= YOUR GOAL =
Transcribe all of the material exactly, except for its pictures.

= EXCERPTED RECORDS =
= = = = = = =
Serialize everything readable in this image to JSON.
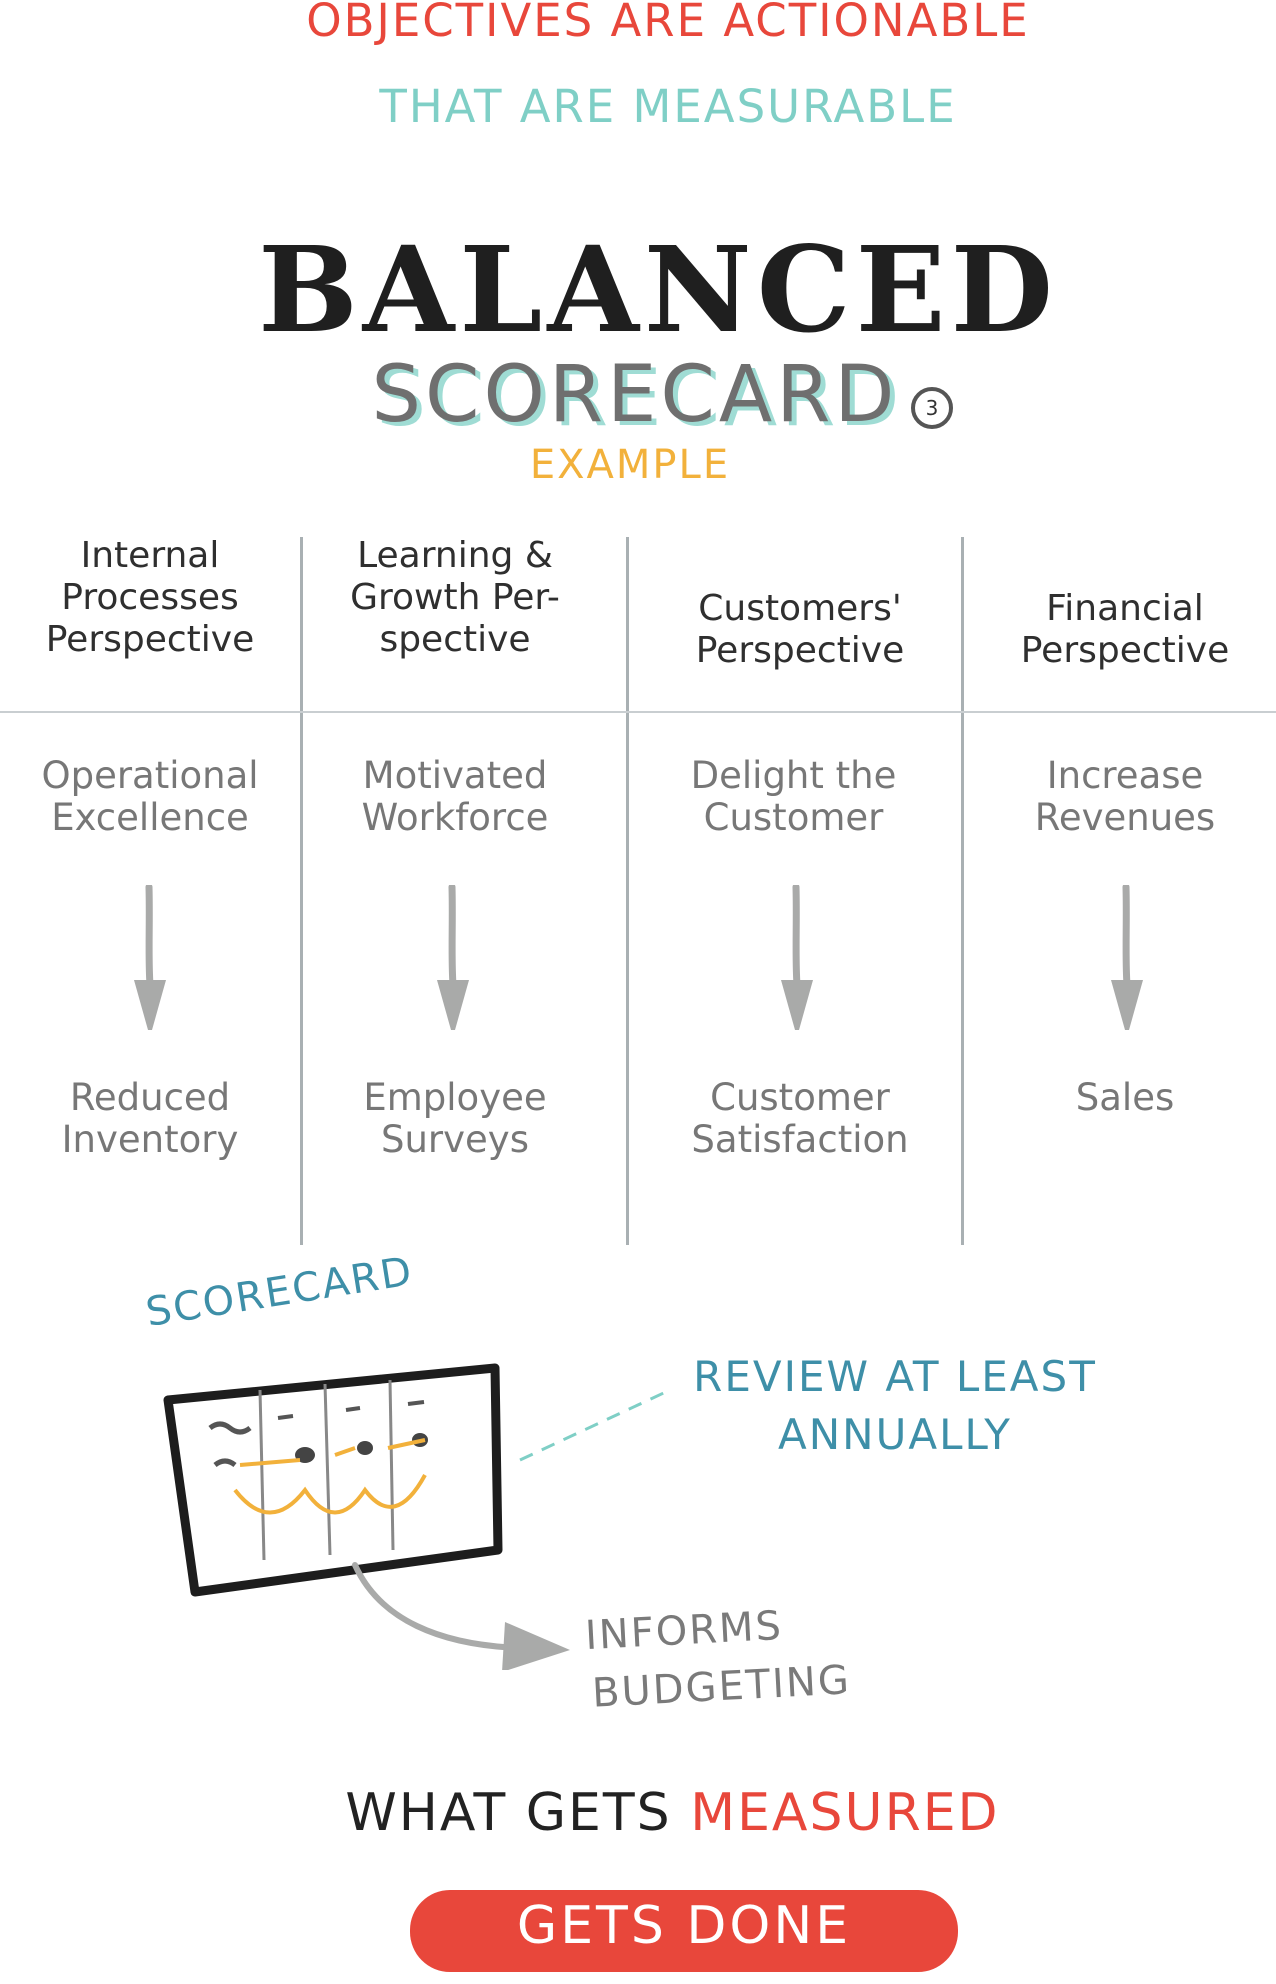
{
  "header": {
    "line1": "OBJECTIVES ARE ACTIONABLE",
    "line2": "THAT ARE MEASURABLE",
    "title": "BALANCED",
    "subtitle": "SCORECARD",
    "badge": "3",
    "example": "EXAMPLE"
  },
  "columns": [
    {
      "head": [
        "Internal",
        "Processes",
        "Perspective"
      ],
      "objective": [
        "Operational",
        "Excellence"
      ],
      "measure": [
        "Reduced",
        "Inventory"
      ]
    },
    {
      "head": [
        "Learning &",
        "Growth Per-",
        "spective"
      ],
      "objective": [
        "Motivated",
        "Workforce"
      ],
      "measure": [
        "Employee",
        "Surveys"
      ]
    },
    {
      "head": [
        "Customers'",
        "Perspective"
      ],
      "objective": [
        "Delight the",
        "Customer"
      ],
      "measure": [
        "Customer",
        "Satisfaction"
      ]
    },
    {
      "head": [
        "Financial",
        "Perspective"
      ],
      "objective": [
        "Increase",
        "Revenues"
      ],
      "measure": [
        "Sales"
      ]
    }
  ],
  "bottom": {
    "scorecard_label": "SCORECARD",
    "review_line1": "REVIEW AT LEAST",
    "review_line2": "ANNUALLY",
    "informs_line1": "INFORMS",
    "informs_line2": "BUDGETING",
    "what_gets": "WHAT GETS",
    "measured": "MEASURED",
    "gets_done": "GETS DONE"
  },
  "colors": {
    "red": "#e8473b",
    "teal": "#7fcfc6",
    "blue": "#3e8fa8",
    "orange": "#f2b13b",
    "grey": "#a9b0b3"
  }
}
= = = = = = =
= SOLUTION FOR THIS TASK =
Serialize everything readable in this image to JSON.
{
  "header": {
    "line1": "OBJECTIVES ARE ACTIONABLE",
    "line2": "THAT ARE MEASURABLE",
    "title": "BALANCED",
    "subtitle": "SCORECARD",
    "badge": "3",
    "example": "EXAMPLE"
  },
  "columns": [
    {
      "head": [
        "Internal",
        "Processes",
        "Perspective"
      ],
      "objective": [
        "Operational",
        "Excellence"
      ],
      "measure": [
        "Reduced",
        "Inventory"
      ]
    },
    {
      "head": [
        "Learning &",
        "Growth Per-",
        "spective"
      ],
      "objective": [
        "Motivated",
        "Workforce"
      ],
      "measure": [
        "Employee",
        "Surveys"
      ]
    },
    {
      "head": [
        "Customers'",
        "Perspective"
      ],
      "objective": [
        "Delight the",
        "Customer"
      ],
      "measure": [
        "Customer",
        "Satisfaction"
      ]
    },
    {
      "head": [
        "Financial",
        "Perspective"
      ],
      "objective": [
        "Increase",
        "Revenues"
      ],
      "measure": [
        "Sales"
      ]
    }
  ],
  "bottom": {
    "scorecard_label": "SCORECARD",
    "review_line1": "REVIEW AT LEAST",
    "review_line2": "ANNUALLY",
    "informs_line1": "INFORMS",
    "informs_line2": "BUDGETING",
    "what_gets": "WHAT GETS",
    "measured": "MEASURED",
    "gets_done": "GETS DONE"
  },
  "colors": {
    "red": "#e8473b",
    "teal": "#7fcfc6",
    "blue": "#3e8fa8",
    "orange": "#f2b13b",
    "grey": "#a9b0b3"
  }
}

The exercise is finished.